The exercise: Show every line in the entries below where the word "تعریف" appears.

The input:
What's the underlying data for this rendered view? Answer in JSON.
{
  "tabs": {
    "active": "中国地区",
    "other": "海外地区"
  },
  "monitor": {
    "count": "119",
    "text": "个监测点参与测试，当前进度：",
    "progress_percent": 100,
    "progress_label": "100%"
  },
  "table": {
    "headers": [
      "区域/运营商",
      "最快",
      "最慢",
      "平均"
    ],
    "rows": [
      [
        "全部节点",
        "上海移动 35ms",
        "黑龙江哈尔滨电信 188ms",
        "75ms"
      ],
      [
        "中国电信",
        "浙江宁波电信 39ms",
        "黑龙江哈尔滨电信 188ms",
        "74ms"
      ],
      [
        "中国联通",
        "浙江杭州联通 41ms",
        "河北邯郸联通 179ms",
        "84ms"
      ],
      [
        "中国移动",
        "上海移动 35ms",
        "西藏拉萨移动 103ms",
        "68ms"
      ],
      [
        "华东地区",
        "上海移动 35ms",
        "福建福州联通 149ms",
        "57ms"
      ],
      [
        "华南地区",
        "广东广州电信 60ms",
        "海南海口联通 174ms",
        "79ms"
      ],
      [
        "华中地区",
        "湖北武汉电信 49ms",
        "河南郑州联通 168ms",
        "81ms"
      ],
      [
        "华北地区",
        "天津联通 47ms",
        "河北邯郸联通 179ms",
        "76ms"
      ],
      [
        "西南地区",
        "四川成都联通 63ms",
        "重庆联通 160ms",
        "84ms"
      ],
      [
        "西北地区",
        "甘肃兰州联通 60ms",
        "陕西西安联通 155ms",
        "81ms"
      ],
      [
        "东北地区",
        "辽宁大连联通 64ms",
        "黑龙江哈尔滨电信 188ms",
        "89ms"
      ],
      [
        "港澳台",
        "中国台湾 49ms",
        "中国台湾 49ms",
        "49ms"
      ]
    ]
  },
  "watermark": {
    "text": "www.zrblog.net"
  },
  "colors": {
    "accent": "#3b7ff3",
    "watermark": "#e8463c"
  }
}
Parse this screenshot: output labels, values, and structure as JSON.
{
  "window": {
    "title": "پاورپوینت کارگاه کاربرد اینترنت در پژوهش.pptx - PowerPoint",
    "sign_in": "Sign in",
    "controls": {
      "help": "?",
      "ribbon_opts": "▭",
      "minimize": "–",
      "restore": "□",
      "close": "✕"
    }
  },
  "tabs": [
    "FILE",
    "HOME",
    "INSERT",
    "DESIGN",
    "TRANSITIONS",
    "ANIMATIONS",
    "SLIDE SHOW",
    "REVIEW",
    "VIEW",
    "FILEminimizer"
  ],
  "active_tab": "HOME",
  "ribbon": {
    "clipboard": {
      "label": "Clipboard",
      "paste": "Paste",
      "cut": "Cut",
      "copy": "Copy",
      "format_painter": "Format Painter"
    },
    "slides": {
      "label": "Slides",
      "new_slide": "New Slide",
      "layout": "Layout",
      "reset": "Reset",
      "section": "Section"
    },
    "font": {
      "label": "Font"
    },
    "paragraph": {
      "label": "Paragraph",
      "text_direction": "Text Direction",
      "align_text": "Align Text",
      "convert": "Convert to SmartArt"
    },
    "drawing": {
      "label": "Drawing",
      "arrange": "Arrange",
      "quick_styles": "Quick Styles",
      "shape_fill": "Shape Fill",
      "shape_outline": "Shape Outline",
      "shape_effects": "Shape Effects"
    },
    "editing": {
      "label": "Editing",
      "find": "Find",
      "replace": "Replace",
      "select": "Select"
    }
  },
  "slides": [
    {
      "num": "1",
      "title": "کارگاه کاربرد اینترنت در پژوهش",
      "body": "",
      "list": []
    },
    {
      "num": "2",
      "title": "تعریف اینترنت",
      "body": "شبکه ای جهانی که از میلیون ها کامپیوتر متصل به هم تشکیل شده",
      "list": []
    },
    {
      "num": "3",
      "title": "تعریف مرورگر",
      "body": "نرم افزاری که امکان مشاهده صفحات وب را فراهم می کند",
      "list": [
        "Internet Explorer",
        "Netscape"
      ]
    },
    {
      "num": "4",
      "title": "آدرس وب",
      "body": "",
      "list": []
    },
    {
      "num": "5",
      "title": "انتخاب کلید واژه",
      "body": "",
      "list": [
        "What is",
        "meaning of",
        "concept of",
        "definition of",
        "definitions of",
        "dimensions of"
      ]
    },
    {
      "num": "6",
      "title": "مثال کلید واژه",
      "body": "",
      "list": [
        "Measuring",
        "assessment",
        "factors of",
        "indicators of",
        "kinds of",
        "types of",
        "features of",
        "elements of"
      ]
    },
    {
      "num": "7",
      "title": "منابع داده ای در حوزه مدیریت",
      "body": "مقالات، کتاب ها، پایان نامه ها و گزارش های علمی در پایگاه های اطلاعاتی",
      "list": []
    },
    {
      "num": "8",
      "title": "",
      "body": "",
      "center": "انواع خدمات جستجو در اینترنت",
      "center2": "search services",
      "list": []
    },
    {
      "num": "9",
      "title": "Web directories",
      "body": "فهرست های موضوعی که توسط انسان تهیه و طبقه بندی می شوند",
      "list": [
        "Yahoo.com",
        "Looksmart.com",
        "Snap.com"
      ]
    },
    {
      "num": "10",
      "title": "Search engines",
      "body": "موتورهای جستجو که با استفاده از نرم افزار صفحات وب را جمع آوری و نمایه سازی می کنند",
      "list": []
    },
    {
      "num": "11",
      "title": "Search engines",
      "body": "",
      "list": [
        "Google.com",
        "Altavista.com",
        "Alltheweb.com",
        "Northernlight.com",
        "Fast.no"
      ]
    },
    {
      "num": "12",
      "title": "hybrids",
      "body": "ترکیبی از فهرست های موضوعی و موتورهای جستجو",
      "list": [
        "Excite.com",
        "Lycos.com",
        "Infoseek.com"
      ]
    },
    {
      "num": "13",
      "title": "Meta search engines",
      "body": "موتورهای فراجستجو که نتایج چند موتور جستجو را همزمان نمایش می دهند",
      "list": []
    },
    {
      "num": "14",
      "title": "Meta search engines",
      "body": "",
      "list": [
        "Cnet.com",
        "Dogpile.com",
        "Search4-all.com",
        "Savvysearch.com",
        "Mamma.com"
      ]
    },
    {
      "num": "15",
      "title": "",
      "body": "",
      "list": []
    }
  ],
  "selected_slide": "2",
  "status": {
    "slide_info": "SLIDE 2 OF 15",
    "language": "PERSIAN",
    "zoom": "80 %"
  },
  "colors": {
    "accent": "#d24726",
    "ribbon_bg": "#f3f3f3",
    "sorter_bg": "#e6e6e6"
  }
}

Task solution:
      "title": "تعریف اینترنت",
      "title": "تعریف مرورگر",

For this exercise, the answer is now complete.